_WHAT TO PRODUCE_: Extract each line from the entries below that contains the string "seat".

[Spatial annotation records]
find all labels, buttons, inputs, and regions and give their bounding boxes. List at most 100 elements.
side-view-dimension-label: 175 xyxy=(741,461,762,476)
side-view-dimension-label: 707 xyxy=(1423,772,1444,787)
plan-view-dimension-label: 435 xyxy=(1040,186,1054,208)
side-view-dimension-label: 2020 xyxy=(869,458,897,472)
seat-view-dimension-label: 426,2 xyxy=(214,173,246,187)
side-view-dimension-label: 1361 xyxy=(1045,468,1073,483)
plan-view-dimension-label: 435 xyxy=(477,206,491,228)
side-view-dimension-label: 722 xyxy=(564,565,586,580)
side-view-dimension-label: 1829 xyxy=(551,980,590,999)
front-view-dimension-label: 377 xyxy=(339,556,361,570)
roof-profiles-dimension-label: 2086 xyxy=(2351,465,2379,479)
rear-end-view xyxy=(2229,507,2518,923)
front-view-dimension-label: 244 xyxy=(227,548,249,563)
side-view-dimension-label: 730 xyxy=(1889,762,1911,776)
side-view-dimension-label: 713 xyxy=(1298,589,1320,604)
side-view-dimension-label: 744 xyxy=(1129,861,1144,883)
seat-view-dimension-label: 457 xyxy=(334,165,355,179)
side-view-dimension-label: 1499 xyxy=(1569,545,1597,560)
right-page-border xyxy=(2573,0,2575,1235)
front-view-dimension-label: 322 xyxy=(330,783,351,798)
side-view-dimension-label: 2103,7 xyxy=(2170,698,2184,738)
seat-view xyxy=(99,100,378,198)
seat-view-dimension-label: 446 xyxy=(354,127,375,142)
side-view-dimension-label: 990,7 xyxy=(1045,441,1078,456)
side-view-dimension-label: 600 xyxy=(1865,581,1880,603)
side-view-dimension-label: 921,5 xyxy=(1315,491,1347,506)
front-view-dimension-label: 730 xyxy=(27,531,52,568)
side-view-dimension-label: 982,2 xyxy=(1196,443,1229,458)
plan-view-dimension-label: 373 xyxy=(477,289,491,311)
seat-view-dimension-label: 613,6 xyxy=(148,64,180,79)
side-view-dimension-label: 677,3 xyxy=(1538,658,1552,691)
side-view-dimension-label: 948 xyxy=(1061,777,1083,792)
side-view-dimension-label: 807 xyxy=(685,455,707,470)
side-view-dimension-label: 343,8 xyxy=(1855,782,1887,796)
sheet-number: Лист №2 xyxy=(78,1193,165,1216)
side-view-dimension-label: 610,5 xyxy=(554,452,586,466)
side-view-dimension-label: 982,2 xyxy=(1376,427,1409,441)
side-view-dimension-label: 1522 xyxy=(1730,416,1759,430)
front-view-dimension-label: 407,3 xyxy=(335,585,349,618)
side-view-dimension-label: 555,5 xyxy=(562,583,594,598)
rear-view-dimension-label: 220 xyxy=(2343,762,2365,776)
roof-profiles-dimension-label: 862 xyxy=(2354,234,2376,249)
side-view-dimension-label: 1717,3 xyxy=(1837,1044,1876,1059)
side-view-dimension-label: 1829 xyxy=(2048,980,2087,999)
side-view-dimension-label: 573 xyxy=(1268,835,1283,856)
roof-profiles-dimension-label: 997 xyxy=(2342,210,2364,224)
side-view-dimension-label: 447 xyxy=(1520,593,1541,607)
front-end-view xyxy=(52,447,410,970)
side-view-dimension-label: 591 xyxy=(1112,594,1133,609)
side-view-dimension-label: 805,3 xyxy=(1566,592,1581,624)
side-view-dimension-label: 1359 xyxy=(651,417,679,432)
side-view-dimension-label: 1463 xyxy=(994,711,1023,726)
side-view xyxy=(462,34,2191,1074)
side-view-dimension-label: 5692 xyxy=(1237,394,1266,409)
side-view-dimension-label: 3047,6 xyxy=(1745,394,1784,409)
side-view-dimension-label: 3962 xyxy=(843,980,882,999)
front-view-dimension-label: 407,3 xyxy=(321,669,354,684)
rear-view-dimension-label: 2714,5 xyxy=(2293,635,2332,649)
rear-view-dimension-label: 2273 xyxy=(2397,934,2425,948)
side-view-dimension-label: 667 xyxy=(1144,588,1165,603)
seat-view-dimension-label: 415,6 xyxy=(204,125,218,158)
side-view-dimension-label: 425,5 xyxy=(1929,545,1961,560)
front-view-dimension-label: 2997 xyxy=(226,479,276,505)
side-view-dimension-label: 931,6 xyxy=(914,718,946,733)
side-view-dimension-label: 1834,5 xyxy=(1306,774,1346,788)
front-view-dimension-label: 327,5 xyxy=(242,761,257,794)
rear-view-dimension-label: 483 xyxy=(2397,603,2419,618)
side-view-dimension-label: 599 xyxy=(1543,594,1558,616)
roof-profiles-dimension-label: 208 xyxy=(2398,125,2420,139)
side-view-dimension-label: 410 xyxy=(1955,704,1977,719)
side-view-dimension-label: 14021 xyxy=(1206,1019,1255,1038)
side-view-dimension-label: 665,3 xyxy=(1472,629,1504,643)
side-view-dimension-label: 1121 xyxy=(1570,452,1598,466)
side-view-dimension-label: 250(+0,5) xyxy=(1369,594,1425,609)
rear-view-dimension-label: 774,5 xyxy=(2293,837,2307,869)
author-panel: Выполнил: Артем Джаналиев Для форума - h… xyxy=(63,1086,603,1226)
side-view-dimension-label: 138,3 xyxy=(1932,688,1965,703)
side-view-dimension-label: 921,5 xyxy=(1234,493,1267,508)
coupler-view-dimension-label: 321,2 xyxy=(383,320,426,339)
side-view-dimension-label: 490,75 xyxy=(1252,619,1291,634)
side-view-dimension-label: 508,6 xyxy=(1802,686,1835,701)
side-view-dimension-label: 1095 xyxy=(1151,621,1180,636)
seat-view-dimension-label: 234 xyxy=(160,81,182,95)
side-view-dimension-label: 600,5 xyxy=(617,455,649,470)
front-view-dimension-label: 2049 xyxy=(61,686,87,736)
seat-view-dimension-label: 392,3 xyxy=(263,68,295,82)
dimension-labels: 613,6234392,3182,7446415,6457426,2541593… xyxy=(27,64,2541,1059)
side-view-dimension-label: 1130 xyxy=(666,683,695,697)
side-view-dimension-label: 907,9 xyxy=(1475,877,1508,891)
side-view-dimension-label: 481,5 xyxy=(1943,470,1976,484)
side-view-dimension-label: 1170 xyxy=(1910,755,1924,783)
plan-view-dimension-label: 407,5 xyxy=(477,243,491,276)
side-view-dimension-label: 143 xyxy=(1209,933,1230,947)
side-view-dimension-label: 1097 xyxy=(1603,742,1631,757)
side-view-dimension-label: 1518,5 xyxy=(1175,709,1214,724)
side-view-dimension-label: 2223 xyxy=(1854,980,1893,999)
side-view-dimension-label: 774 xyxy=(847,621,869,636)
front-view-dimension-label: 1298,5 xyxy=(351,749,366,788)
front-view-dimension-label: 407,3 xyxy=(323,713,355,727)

_EXERCISE ANSWER_:
seat-view-dimension-label: 426,2 xyxy=(214,173,246,187)
seat-view-dimension-label: 457 xyxy=(334,165,355,179)
seat-view xyxy=(99,100,378,198)
seat-view-dimension-label: 446 xyxy=(354,127,375,142)
seat-view-dimension-label: 613,6 xyxy=(148,64,180,79)
seat-view-dimension-label: 415,6 xyxy=(204,125,218,158)
seat-view-dimension-label: 234 xyxy=(160,81,182,95)
seat-view-dimension-label: 392,3 xyxy=(263,68,295,82)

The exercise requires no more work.